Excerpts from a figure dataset
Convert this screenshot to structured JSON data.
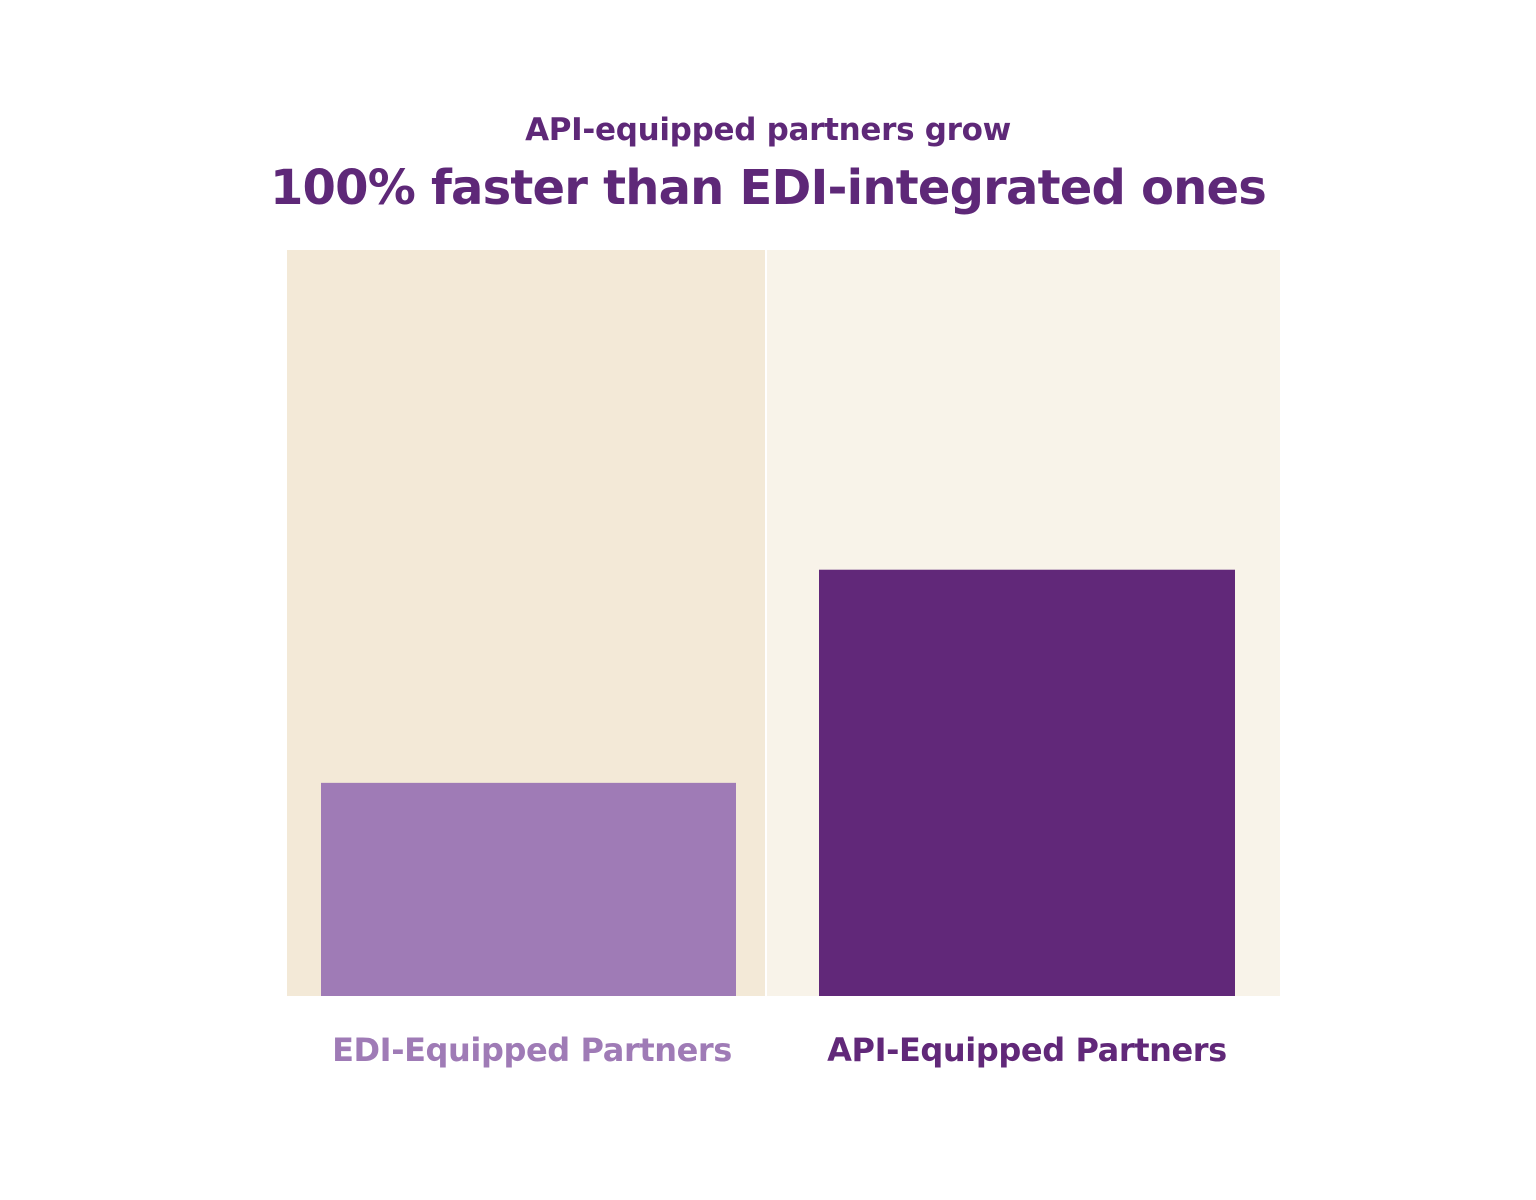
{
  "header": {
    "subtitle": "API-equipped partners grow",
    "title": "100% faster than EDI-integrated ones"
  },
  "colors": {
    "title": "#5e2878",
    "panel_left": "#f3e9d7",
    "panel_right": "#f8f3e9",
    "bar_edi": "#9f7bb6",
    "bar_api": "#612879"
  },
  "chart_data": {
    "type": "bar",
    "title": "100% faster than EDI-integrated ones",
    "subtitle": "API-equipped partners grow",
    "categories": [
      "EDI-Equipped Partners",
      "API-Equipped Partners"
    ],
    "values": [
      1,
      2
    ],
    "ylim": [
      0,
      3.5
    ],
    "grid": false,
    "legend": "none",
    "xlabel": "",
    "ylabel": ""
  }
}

WHAT TO WORK ON
Every line of the material is to be quoted exactly, with no pictures carried over.

SOLUTION FOR THIS EXERCISE
Convert this screenshot to structured JSON data.
{
  "header": {
    "subtitle": "API-equipped partners grow",
    "title": "100% faster than EDI-integrated ones"
  },
  "colors": {
    "title": "#5e2878",
    "panel_left": "#f3e9d7",
    "panel_right": "#f8f3e9",
    "bar_edi": "#9f7bb6",
    "bar_api": "#612879"
  },
  "chart_data": {
    "type": "bar",
    "title": "100% faster than EDI-integrated ones",
    "subtitle": "API-equipped partners grow",
    "categories": [
      "EDI-Equipped Partners",
      "API-Equipped Partners"
    ],
    "values": [
      1,
      2
    ],
    "ylim": [
      0,
      3.5
    ],
    "grid": false,
    "legend": "none",
    "xlabel": "",
    "ylabel": ""
  }
}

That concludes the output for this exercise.